(What the task asks) Reproduce the full listing below unchanged, apart from the pictures.

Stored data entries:
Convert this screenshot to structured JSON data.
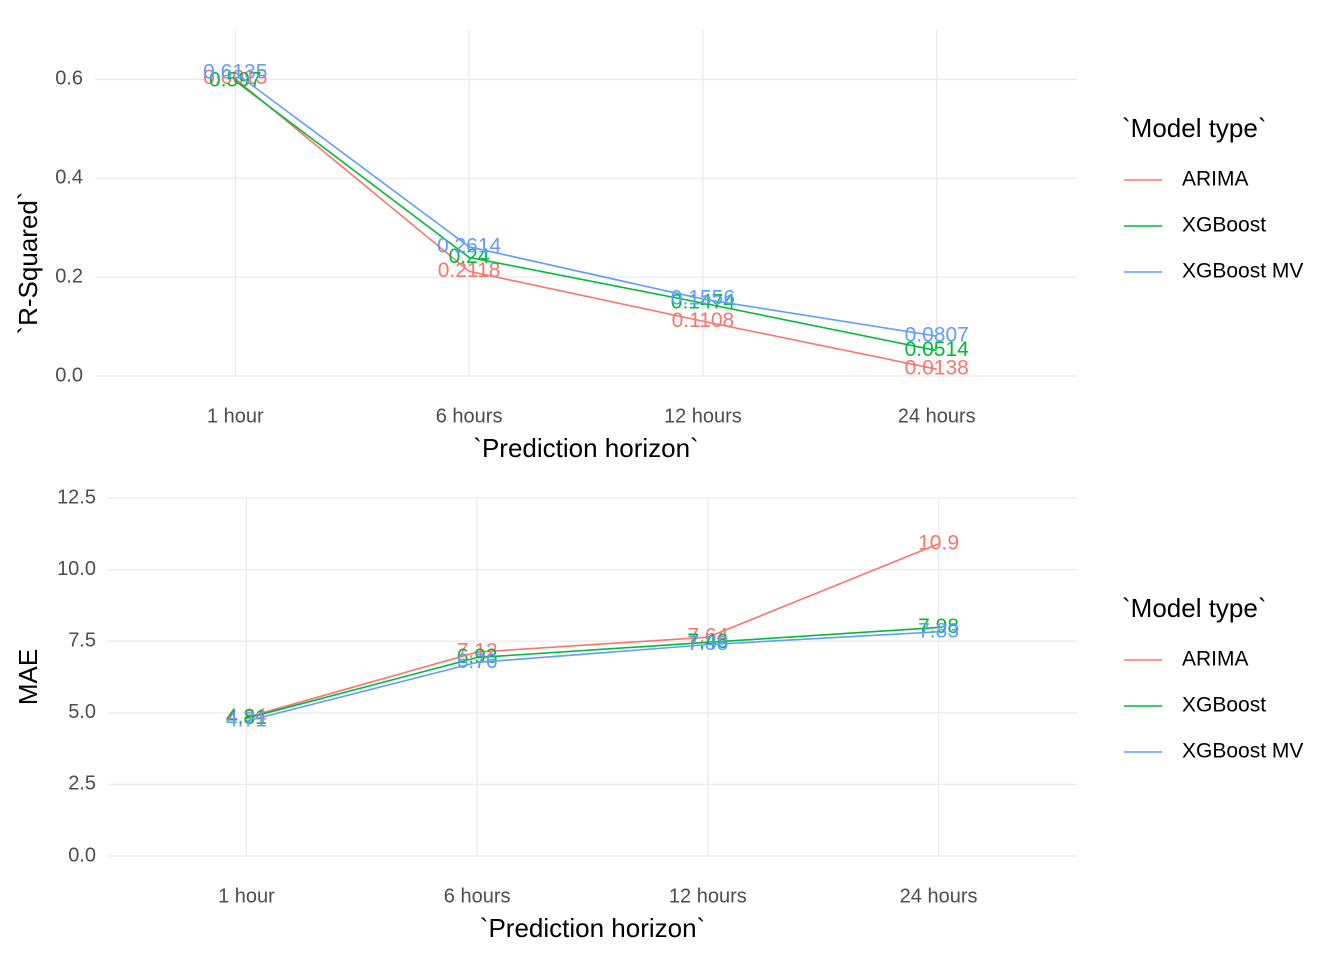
{
  "chart_data": [
    {
      "type": "line",
      "x_label": "`Prediction horizon`",
      "y_label": "`R-Squared`",
      "legend_title": "`Model type`",
      "categories": [
        "1 hour",
        "6 hours",
        "12 hours",
        "24 hours"
      ],
      "series": [
        {
          "name": "ARIMA",
          "color": "#F8766D",
          "values": [
            0.6015,
            0.2118,
            0.1108,
            0.0138
          ]
        },
        {
          "name": "XGBoost",
          "color": "#00BA38",
          "values": [
            0.597,
            0.24,
            0.1474,
            0.0514
          ]
        },
        {
          "name": "XGBoost MV",
          "color": "#619CFF",
          "values": [
            0.6135,
            0.2614,
            0.1556,
            0.0807
          ]
        }
      ],
      "ylim": [
        0,
        0.7
      ],
      "yticks": [
        {
          "value": 0,
          "label": "0.0"
        },
        0.2,
        0.4,
        0.6
      ],
      "grid": true
    },
    {
      "type": "line",
      "x_label": "`Prediction horizon`",
      "y_label": "MAE",
      "legend_title": "`Model type`",
      "categories": [
        "1 hour",
        "6 hours",
        "12 hours",
        "24 hours"
      ],
      "series": [
        {
          "name": "ARIMA",
          "color": "#F8766D",
          "values": [
            4.84,
            7.12,
            7.64,
            10.9
          ]
        },
        {
          "name": "XGBoost",
          "color": "#00BA38",
          "values": [
            4.81,
            6.93,
            7.46,
            7.98
          ]
        },
        {
          "name": "XGBoost MV",
          "color": "#619CFF",
          "values": [
            4.71,
            6.76,
            7.38,
            7.83
          ]
        }
      ],
      "ylim": [
        0,
        12.5
      ],
      "yticks": [
        {
          "value": 0,
          "label": "0.0"
        },
        2.5,
        {
          "value": 5,
          "label": "5.0"
        },
        7.5,
        {
          "value": 10,
          "label": "10.0"
        },
        12.5
      ],
      "grid": true
    }
  ]
}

(Result of this task)
Convert this screenshot to structured JSON data.
{
  "chart_data": [
    {
      "type": "line",
      "x_label": "`Prediction horizon`",
      "y_label": "`R-Squared`",
      "legend_title": "`Model type`",
      "categories": [
        "1 hour",
        "6 hours",
        "12 hours",
        "24 hours"
      ],
      "series": [
        {
          "name": "ARIMA",
          "color": "#F8766D",
          "values": [
            0.6015,
            0.2118,
            0.1108,
            0.0138
          ]
        },
        {
          "name": "XGBoost",
          "color": "#00BA38",
          "values": [
            0.597,
            0.24,
            0.1474,
            0.0514
          ]
        },
        {
          "name": "XGBoost MV",
          "color": "#619CFF",
          "values": [
            0.6135,
            0.2614,
            0.1556,
            0.0807
          ]
        }
      ],
      "ylim": [
        0,
        0.7
      ],
      "yticks": [
        {
          "value": 0,
          "label": "0.0"
        },
        0.2,
        0.4,
        0.6
      ],
      "grid": true
    },
    {
      "type": "line",
      "x_label": "`Prediction horizon`",
      "y_label": "MAE",
      "legend_title": "`Model type`",
      "categories": [
        "1 hour",
        "6 hours",
        "12 hours",
        "24 hours"
      ],
      "series": [
        {
          "name": "ARIMA",
          "color": "#F8766D",
          "values": [
            4.84,
            7.12,
            7.64,
            10.9
          ]
        },
        {
          "name": "XGBoost",
          "color": "#00BA38",
          "values": [
            4.81,
            6.93,
            7.46,
            7.98
          ]
        },
        {
          "name": "XGBoost MV",
          "color": "#619CFF",
          "values": [
            4.71,
            6.76,
            7.38,
            7.83
          ]
        }
      ],
      "ylim": [
        0,
        12.5
      ],
      "yticks": [
        {
          "value": 0,
          "label": "0.0"
        },
        2.5,
        {
          "value": 5,
          "label": "5.0"
        },
        7.5,
        {
          "value": 10,
          "label": "10.0"
        },
        12.5
      ],
      "grid": true
    }
  ]
}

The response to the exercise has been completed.